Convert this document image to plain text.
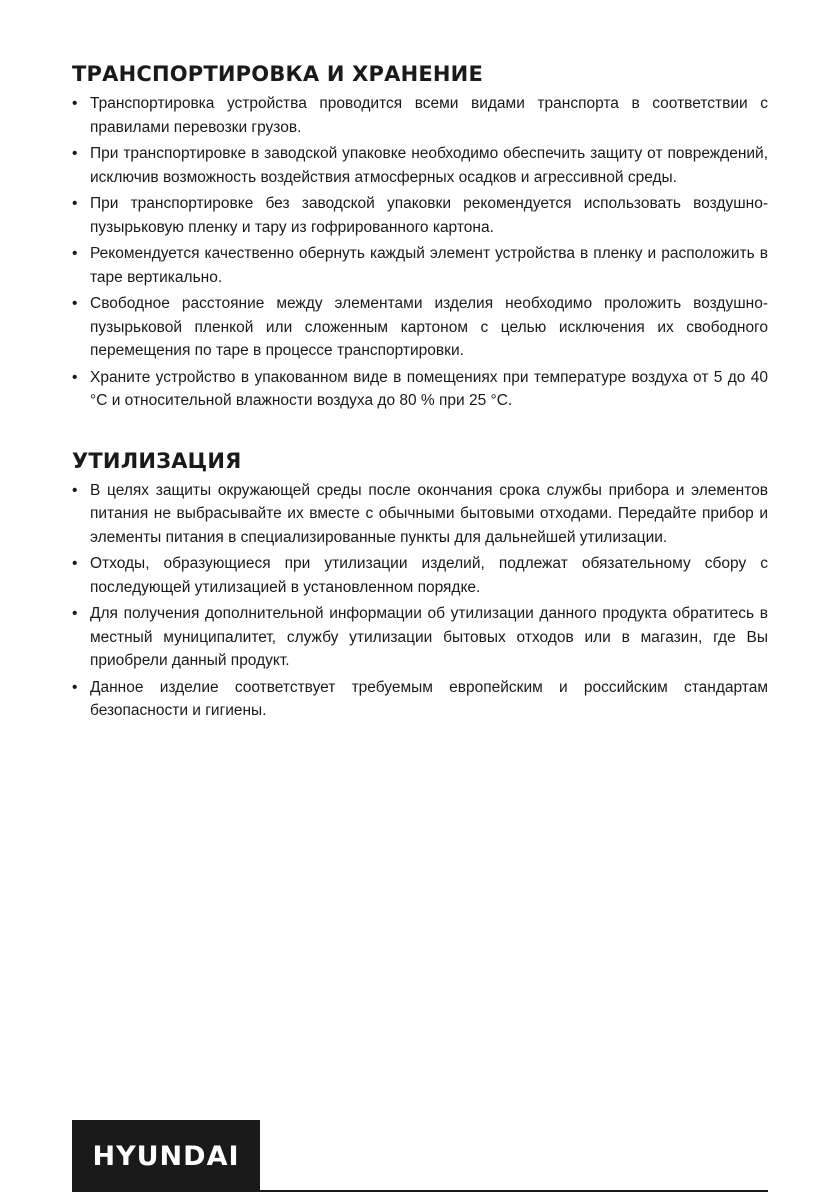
ТРАНСПОРТИРОВКА И ХРАНЕНИЕ
• Транспортировка устройства проводится всеми видами транспорта в соответствии с правилами перевозки грузов.
• При транспортировке в заводской упаковке необходимо обеспечить защиту от повреждений, исключив возможность воздействия атмосферных осадков и агрессивной среды.
• При транспортировке без заводской упаковки рекомендуется использовать воздушно-пузырьковую пленку и тару из гофрированного картона.
• Рекомендуется качественно обернуть каждый элемент устройства в пленку и расположить в таре вертикально.
• Свободное расстояние между элементами изделия необходимо проложить воздушно-пузырьковой пленкой или сложенным картоном с целью исключения их свободного перемещения по таре в процессе транспортировки.
• Храните устройство в упакованном виде в помещениях при температуре воздуха от 5 до 40 °С и относительной влажности воздуха до 80 % при 25 °С.
УТИЛИЗАЦИЯ
• В целях защиты окружающей среды после окончания срока службы прибора и элементов питания не выбрасывайте их вместе с обычными бытовыми отходами. Передайте прибор и элементы питания в специализированные пункты для дальнейшей утилизации.
• Отходы, образующиеся при утилизации изделий, подлежат обязательному сбору с последующей утилизацией в установленном порядке.
• Для получения дополнительной информации об утилизации данного продукта обратитесь в местный муниципалитет, службу утилизации бытовых отходов или в магазин, где Вы приобрели данный продукт.
• Данное изделие соответствует требуемым европейским и российским стандартам безопасности и гигиены.
HYUNDAI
----
*DESCRIPTION OF THE TASK:* Pictures excluded, quote all the data above exactly.

*SOLUTION TO THE PROBLEM:*
Convert this document image to plain text.
ТРАНСПОРТИРОВКА И ХРАНЕНИЕ
• Транспортировка устройства проводится всеми видами транспорта в соответствии с правилами перевозки грузов.
• При транспортировке в заводской упаковке необходимо обеспечить защиту от повреждений, исключив возможность воздействия атмосферных осадков и агрессивной среды.
• При транспортировке без заводской упаковки рекомендуется использовать воздушно-пузырьковую пленку и тару из гофрированного картона.
• Рекомендуется качественно обернуть каждый элемент устройства в пленку и расположить в таре вертикально.
• Свободное расстояние между элементами изделия необходимо проложить воздушно-пузырьковой пленкой или сложенным картоном с целью исключения их свободного перемещения по таре в процессе транспортировки.
• Храните устройство в упакованном виде в помещениях при температуре воздуха от 5 до 40 °С и относительной влажности воздуха до 80 % при 25 °С.
УТИЛИЗАЦИЯ
• В целях защиты окружающей среды после окончания срока службы прибора и элементов питания не выбрасывайте их вместе с обычными бытовыми отходами. Передайте прибор и элементы питания в специализированные пункты для дальнейшей утилизации.
• Отходы, образующиеся при утилизации изделий, подлежат обязательному сбору с последующей утилизацией в установленном порядке.
• Для получения дополнительной информации об утилизации данного продукта обратитесь в местный муниципалитет, службу утилизации бытовых отходов или в магазин, где Вы приобрели данный продукт.
• Данное изделие соответствует требуемым европейским и российским стандартам безопасности и гигиены.
HYUNDAI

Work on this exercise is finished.